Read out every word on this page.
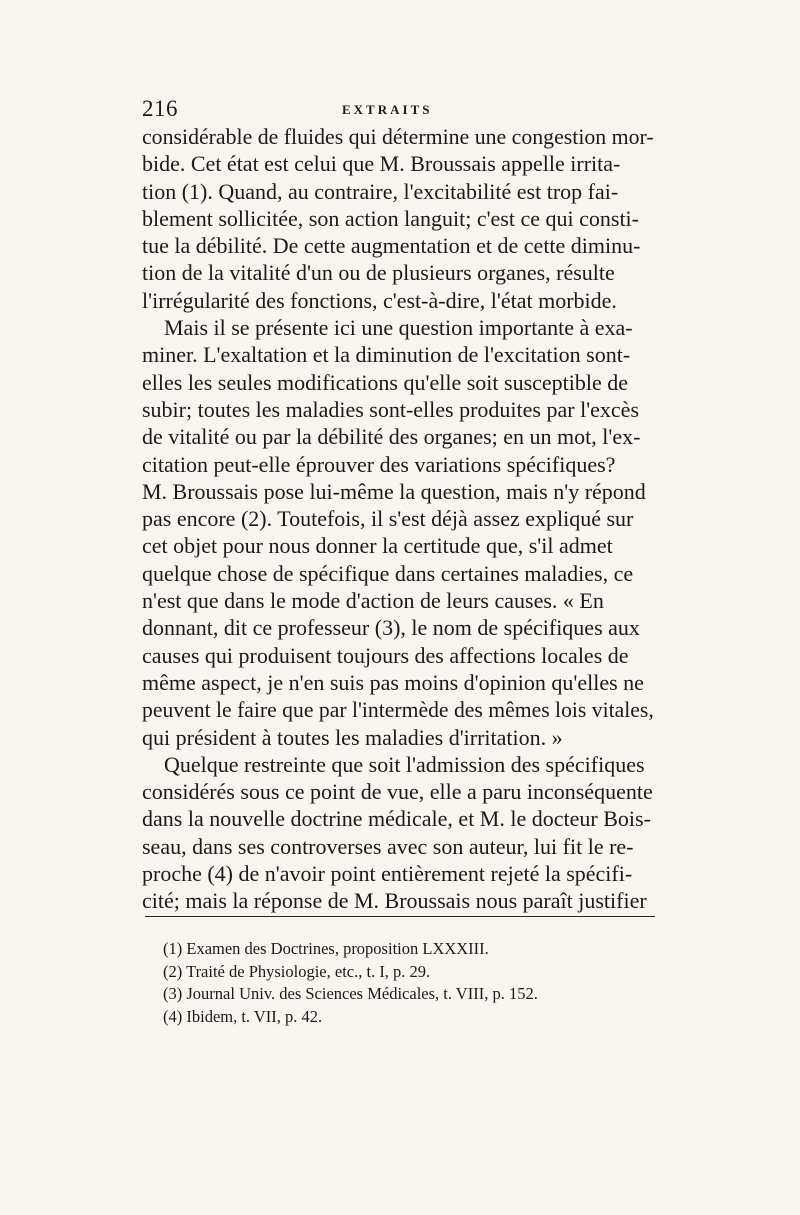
216	EXTRAITS
considérable de fluides qui détermine une congestion mor-
bide. Cet état est celui que M. Broussais appelle irrita-
tion (1). Quand, au contraire, l'excitabilité est trop fai-
blement sollicitée, son action languit; c'est ce qui consti-
tue la débilité. De cette augmentation et de cette diminu-
tion de la vitalité d'un ou de plusieurs organes, résulte
l'irrégularité des fonctions, c'est-à-dire, l'état morbide.
Mais il se présente ici une question importante à exa-
miner. L'exaltation et la diminution de l'excitation sont-
elles les seules modifications qu'elle soit susceptible de
subir; toutes les maladies sont-elles produites par l'excès
de vitalité ou par la débilité des organes; en un mot, l'ex-
citation peut-elle éprouver des variations spécifiques?
M. Broussais pose lui-même la question, mais n'y répond
pas encore (2). Toutefois, il s'est déjà assez expliqué sur
cet objet pour nous donner la certitude que, s'il admet
quelque chose de spécifique dans certaines maladies, ce
n'est que dans le mode d'action de leurs causes. « En
donnant, dit ce professeur (3), le nom de spécifiques aux
causes qui produisent toujours des affections locales de
même aspect, je n'en suis pas moins d'opinion qu'elles ne
peuvent le faire que par l'intermède des mêmes lois vitales,
qui président à toutes les maladies d'irritation. »
Quelque restreinte que soit l'admission des spécifiques
considérés sous ce point de vue, elle a paru inconséquente
dans la nouvelle doctrine médicale, et M. le docteur Bois-
seau, dans ses controverses avec son auteur, lui fit le re-
proche (4) de n'avoir point entièrement rejeté la spécifi-
cité; mais la réponse de M. Broussais nous paraît justifier
(1) Examen des Doctrines, proposition LXXXIII.
(2) Traité de Physiologie, etc., t. I, p. 29.
(3) Journal Univ. des Sciences Médicales, t. VIII, p. 152.
(4) Ibidem, t. VII, p. 42.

» **PROMPT**
Go through the listing above and report how many of its lines contain the word "action", with only the number as output.

» **TASK ANSWER**
2